== Input ==

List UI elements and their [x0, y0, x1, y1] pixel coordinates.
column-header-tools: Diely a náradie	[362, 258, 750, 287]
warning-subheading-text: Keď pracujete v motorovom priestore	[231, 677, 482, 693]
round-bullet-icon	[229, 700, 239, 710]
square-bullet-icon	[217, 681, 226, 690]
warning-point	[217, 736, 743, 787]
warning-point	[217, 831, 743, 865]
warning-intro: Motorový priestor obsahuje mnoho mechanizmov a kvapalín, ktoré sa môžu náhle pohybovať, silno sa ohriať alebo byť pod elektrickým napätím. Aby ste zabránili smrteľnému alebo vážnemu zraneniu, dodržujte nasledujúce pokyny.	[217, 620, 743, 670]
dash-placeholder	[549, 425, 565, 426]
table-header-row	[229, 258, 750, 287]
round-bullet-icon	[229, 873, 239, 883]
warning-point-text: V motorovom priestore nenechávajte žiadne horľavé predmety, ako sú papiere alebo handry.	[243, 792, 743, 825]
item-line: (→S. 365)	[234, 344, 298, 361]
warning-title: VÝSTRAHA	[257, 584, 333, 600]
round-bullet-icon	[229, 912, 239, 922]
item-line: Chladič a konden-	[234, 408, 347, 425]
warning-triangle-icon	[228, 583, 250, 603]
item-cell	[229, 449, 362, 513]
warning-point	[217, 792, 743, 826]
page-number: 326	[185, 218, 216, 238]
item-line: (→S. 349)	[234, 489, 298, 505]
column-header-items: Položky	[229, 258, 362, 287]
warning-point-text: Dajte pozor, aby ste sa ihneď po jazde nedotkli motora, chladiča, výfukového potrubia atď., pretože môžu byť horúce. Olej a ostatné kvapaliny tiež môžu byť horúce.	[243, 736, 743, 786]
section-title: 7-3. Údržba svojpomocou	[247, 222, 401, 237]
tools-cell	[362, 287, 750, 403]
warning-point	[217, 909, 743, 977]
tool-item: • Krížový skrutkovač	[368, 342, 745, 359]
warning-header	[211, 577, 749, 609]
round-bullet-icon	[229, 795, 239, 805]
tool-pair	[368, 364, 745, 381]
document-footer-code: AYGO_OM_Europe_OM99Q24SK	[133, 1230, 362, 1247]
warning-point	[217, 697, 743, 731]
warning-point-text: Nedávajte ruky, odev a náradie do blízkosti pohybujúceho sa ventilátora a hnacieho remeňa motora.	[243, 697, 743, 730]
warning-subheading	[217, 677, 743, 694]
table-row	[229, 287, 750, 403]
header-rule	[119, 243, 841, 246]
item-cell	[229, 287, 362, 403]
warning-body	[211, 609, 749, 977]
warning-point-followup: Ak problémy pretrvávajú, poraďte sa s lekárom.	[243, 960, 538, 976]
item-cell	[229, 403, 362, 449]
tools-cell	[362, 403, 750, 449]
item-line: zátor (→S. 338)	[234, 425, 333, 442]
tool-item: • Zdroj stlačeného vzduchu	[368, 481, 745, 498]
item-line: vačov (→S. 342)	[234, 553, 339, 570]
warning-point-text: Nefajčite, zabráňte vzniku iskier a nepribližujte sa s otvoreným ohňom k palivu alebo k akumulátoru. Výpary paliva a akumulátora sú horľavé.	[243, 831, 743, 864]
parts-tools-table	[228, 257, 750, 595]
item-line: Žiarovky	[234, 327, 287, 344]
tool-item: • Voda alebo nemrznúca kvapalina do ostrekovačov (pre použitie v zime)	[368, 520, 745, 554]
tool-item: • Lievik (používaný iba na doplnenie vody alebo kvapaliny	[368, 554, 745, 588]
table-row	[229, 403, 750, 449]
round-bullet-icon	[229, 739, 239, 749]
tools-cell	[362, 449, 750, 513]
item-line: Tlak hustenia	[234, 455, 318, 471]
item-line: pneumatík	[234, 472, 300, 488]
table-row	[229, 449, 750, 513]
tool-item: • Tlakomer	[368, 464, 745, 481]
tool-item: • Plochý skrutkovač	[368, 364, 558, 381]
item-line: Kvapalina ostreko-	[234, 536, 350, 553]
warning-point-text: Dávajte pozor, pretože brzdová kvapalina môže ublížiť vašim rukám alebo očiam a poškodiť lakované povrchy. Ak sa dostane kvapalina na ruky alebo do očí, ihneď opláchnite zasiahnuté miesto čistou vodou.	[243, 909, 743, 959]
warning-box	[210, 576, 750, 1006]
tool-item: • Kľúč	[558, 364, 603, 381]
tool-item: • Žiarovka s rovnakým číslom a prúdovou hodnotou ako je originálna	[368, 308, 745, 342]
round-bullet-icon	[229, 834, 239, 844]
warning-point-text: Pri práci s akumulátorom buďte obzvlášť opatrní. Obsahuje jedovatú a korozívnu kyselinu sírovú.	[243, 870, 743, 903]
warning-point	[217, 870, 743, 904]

===

Task requirements: Can you copy the whole listing above line by line, with every character unchanged?

Solution:
List UI elements and their [x0, y0, x1, y1] pixel coordinates.
column-header-tools: Diely a náradie	[362, 258, 750, 287]
warning-subheading-text: Keď pracujete v motorovom priestore	[231, 677, 482, 693]
round-bullet-icon	[229, 700, 239, 710]
square-bullet-icon	[217, 681, 226, 690]
warning-point	[217, 736, 743, 787]
warning-point	[217, 831, 743, 865]
warning-intro: Motorový priestor obsahuje mnoho mechanizmov a kvapalín, ktoré sa môžu náhle pohybovať, silno sa ohriať alebo byť pod elektrickým napätím. Aby ste zabránili smrteľnému alebo vážnemu zraneniu, dodržujte nasledujúce pokyny.	[217, 620, 743, 670]
dash-placeholder	[549, 425, 565, 426]
table-header-row	[229, 258, 750, 287]
round-bullet-icon	[229, 873, 239, 883]
warning-point-text: V motorovom priestore nenechávajte žiadne horľavé predmety, ako sú papiere alebo handry.	[243, 792, 743, 825]
item-line: (→S. 365)	[234, 344, 298, 361]
warning-title: VÝSTRAHA	[257, 584, 333, 600]
round-bullet-icon	[229, 912, 239, 922]
item-line: Chladič a konden-	[234, 408, 347, 425]
warning-triangle-icon	[228, 583, 250, 603]
item-cell	[229, 449, 362, 513]
warning-point	[217, 792, 743, 826]
page-number: 326	[185, 218, 216, 238]
item-line: (→S. 349)	[234, 489, 298, 505]
column-header-items: Položky	[229, 258, 362, 287]
warning-point-text: Dajte pozor, aby ste sa ihneď po jazde nedotkli motora, chladiča, výfukového potrubia atď., pretože môžu byť horúce. Olej a ostatné kvapaliny tiež môžu byť horúce.	[243, 736, 743, 786]
section-title: 7-3. Údržba svojpomocou	[247, 222, 401, 237]
tools-cell	[362, 287, 750, 403]
warning-point	[217, 909, 743, 977]
tool-item: • Krížový skrutkovač	[368, 342, 745, 359]
warning-header	[211, 577, 749, 609]
round-bullet-icon	[229, 795, 239, 805]
tool-pair	[368, 364, 745, 381]
document-footer-code: AYGO_OM_Europe_OM99Q24SK	[133, 1230, 362, 1247]
warning-point	[217, 697, 743, 731]
warning-point-text: Nedávajte ruky, odev a náradie do blízkosti pohybujúceho sa ventilátora a hnacieho remeňa motora.	[243, 697, 743, 730]
warning-subheading	[217, 677, 743, 694]
table-row	[229, 287, 750, 403]
header-rule	[119, 243, 841, 246]
item-cell	[229, 287, 362, 403]
warning-body	[211, 609, 749, 977]
warning-point-followup: Ak problémy pretrvávajú, poraďte sa s lekárom.	[243, 960, 538, 976]
item-cell	[229, 403, 362, 449]
tools-cell	[362, 403, 750, 449]
item-line: zátor (→S. 338)	[234, 425, 333, 442]
tool-item: • Zdroj stlačeného vzduchu	[368, 481, 745, 498]
item-line: vačov (→S. 342)	[234, 553, 339, 570]
warning-point-text: Nefajčite, zabráňte vzniku iskier a nepribližujte sa s otvoreným ohňom k palivu alebo k akumulátoru. Výpary paliva a akumulátora sú horľavé.	[243, 831, 743, 864]
parts-tools-table	[228, 257, 750, 595]
item-line: Žiarovky	[234, 327, 287, 344]
tool-item: • Voda alebo nemrznúca kvapalina do ostrekovačov (pre použitie v zime)	[368, 520, 745, 554]
tool-item: • Lievik (používaný iba na doplnenie vody alebo kvapaliny	[368, 554, 745, 588]
table-row	[229, 403, 750, 449]
round-bullet-icon	[229, 739, 239, 749]
tools-cell	[362, 449, 750, 513]
item-line: Tlak hustenia	[234, 455, 318, 471]
item-line: pneumatík	[234, 472, 300, 488]
table-row	[229, 449, 750, 513]
tool-item: • Tlakomer	[368, 464, 745, 481]
tool-item: • Plochý skrutkovač	[368, 364, 558, 381]
item-line: Kvapalina ostreko-	[234, 536, 350, 553]
warning-point-text: Dávajte pozor, pretože brzdová kvapalina môže ublížiť vašim rukám alebo očiam a poškodiť lakované povrchy. Ak sa dostane kvapalina na ruky alebo do očí, ihneď opláchnite zasiahnuté miesto čistou vodou.	[243, 909, 743, 959]
warning-box	[210, 576, 750, 1006]
tool-item: • Kľúč	[558, 364, 603, 381]
tool-item: • Žiarovka s rovnakým číslom a prúdovou hodnotou ako je originálna	[368, 308, 745, 342]
round-bullet-icon	[229, 834, 239, 844]
warning-point-text: Pri práci s akumulátorom buďte obzvlášť opatrní. Obsahuje jedovatú a korozívnu kyselinu sírovú.	[243, 870, 743, 903]
warning-point	[217, 870, 743, 904]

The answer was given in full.